§ **Data provided**
━━━━━━━━━━━━━━━━━━━━

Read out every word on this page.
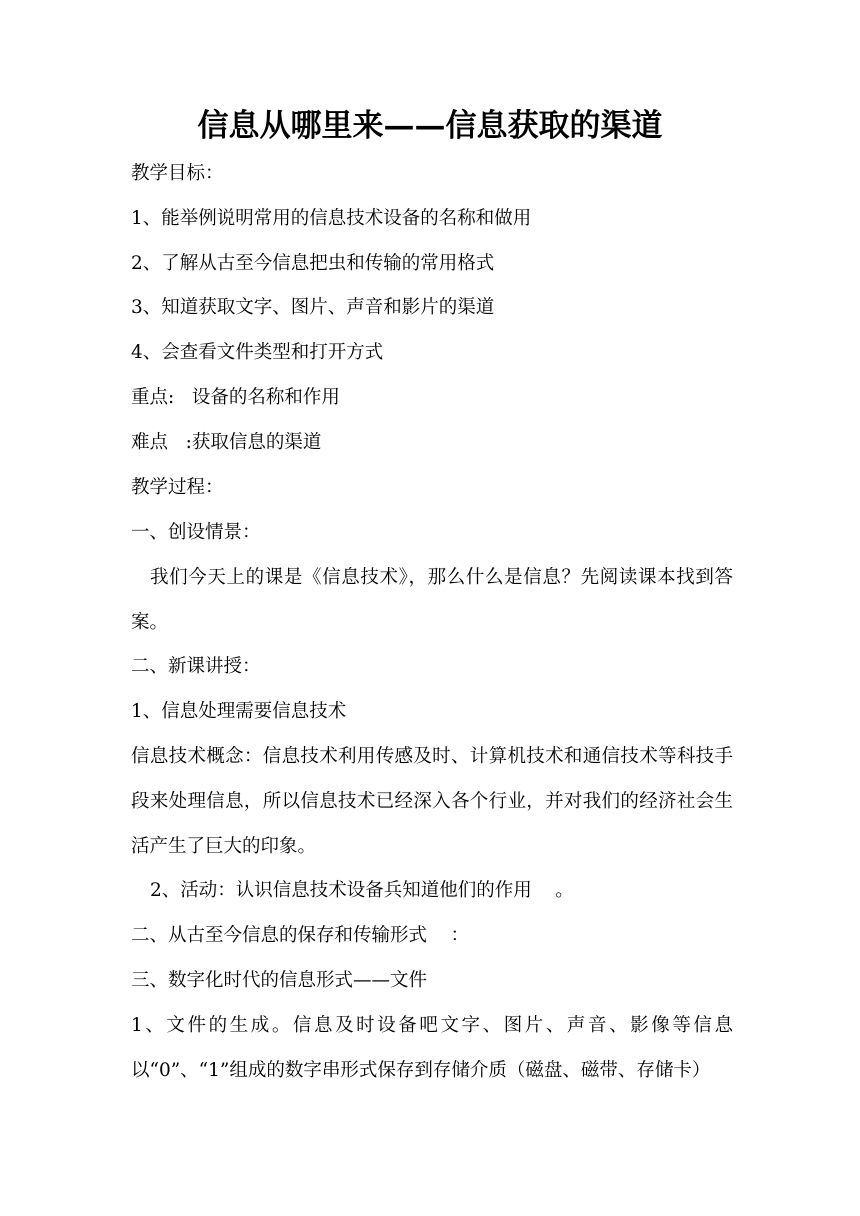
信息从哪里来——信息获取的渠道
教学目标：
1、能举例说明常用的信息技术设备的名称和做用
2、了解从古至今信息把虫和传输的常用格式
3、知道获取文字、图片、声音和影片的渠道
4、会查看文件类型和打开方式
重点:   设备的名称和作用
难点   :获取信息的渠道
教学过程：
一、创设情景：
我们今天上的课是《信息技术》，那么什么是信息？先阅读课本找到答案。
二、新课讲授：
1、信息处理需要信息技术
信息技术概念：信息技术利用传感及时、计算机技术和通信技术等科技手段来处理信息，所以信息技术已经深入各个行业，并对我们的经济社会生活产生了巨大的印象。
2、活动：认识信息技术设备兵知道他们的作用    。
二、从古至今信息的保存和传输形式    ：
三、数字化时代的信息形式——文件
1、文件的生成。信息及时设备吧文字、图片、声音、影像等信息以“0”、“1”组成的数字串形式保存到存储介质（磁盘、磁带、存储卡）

━━━━━━━━━━━━━━━━━━━━

§ **Written task**
Copy out each line exactly, without the pictures.

§ **Full answer**
Read out every word on this page.
信息从哪里来——信息获取的渠道
教学目标：
1、能举例说明常用的信息技术设备的名称和做用
2、了解从古至今信息把虫和传输的常用格式
3、知道获取文字、图片、声音和影片的渠道
4、会查看文件类型和打开方式
重点:   设备的名称和作用
难点   :获取信息的渠道
教学过程：
一、创设情景：
我们今天上的课是《信息技术》，那么什么是信息？先阅读课本找到答案。
二、新课讲授：
1、信息处理需要信息技术
信息技术概念：信息技术利用传感及时、计算机技术和通信技术等科技手段来处理信息，所以信息技术已经深入各个行业，并对我们的经济社会生活产生了巨大的印象。
2、活动：认识信息技术设备兵知道他们的作用    。
二、从古至今信息的保存和传输形式    ：
三、数字化时代的信息形式——文件
1、文件的生成。信息及时设备吧文字、图片、声音、影像等信息以“0”、“1”组成的数字串形式保存到存储介质（磁盘、磁带、存储卡）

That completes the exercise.